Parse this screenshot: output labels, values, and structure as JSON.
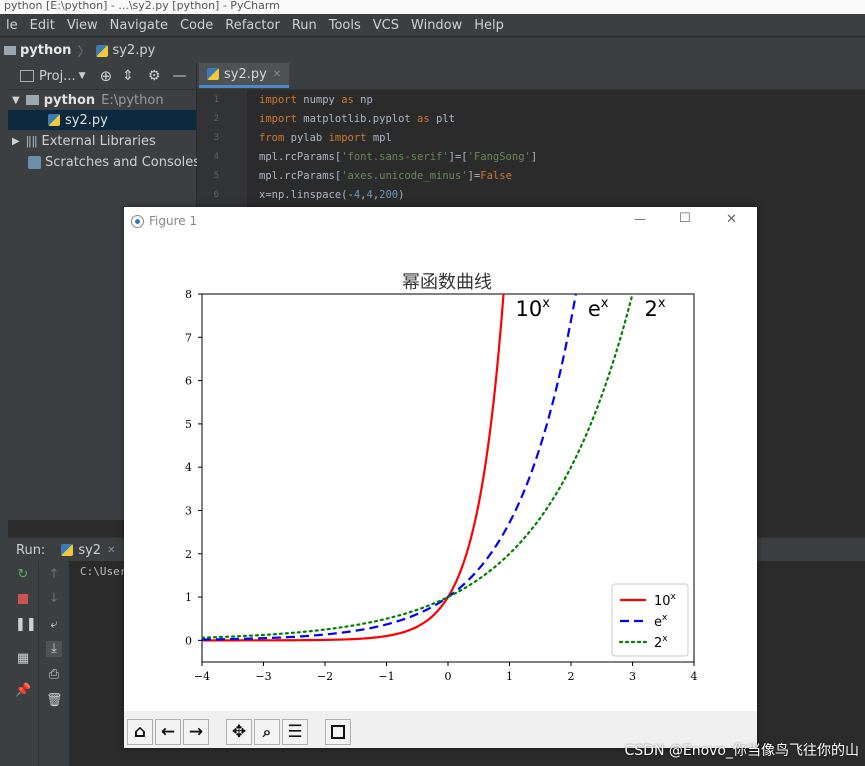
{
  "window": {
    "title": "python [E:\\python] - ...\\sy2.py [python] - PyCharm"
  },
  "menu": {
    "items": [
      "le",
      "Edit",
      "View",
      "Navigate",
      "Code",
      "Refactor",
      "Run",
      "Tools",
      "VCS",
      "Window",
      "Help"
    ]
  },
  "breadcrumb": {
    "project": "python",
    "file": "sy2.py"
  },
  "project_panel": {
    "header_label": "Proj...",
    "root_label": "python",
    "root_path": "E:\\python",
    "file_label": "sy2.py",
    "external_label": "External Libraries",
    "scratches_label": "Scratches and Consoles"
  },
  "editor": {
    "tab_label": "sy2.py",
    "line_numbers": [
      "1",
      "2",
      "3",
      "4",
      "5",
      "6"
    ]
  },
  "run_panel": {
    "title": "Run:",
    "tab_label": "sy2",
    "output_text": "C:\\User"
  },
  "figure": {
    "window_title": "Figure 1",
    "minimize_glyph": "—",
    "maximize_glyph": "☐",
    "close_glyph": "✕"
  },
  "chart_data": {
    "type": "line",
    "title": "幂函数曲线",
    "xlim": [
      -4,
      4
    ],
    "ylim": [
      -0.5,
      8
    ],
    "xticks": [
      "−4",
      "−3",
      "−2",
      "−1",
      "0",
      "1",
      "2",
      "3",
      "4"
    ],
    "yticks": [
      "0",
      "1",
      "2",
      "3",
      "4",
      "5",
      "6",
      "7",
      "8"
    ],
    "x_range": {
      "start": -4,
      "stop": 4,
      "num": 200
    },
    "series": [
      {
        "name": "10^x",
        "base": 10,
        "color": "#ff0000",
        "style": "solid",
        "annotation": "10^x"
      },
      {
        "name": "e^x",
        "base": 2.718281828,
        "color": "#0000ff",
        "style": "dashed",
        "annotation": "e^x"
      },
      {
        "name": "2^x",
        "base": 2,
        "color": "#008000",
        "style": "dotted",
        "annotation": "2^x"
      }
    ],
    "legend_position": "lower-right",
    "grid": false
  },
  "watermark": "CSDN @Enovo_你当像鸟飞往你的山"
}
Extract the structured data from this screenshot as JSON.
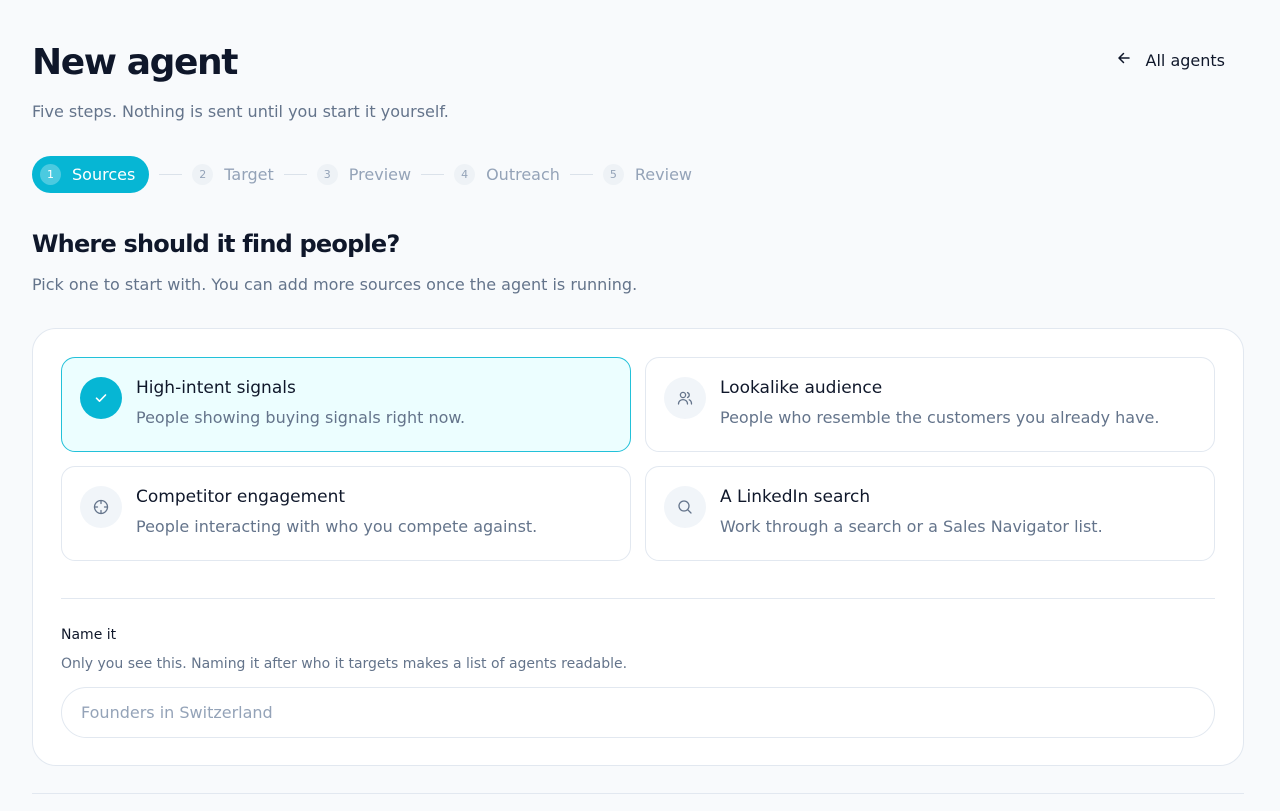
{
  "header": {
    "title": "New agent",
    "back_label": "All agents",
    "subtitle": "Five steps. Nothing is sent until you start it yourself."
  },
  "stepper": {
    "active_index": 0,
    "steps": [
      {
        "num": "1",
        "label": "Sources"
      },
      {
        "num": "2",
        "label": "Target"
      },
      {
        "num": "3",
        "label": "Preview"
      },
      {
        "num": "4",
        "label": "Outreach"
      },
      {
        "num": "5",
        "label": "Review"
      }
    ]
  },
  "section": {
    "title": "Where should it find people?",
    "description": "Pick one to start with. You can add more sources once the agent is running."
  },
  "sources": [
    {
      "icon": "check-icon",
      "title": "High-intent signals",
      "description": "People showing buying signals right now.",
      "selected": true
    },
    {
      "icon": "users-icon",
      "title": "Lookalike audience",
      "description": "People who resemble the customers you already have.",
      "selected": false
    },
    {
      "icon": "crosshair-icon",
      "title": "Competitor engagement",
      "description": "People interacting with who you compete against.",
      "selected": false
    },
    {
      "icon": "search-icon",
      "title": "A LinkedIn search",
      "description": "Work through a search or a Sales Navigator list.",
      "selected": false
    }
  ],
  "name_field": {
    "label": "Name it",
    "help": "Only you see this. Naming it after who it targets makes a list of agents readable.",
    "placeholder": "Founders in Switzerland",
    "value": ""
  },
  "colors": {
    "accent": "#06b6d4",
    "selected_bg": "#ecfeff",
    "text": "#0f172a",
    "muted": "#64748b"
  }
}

○ ○ ○ ○ ○

Across the entries above, how many lines contain "JSON"? Provide only the count.

◆ **Final result**:
2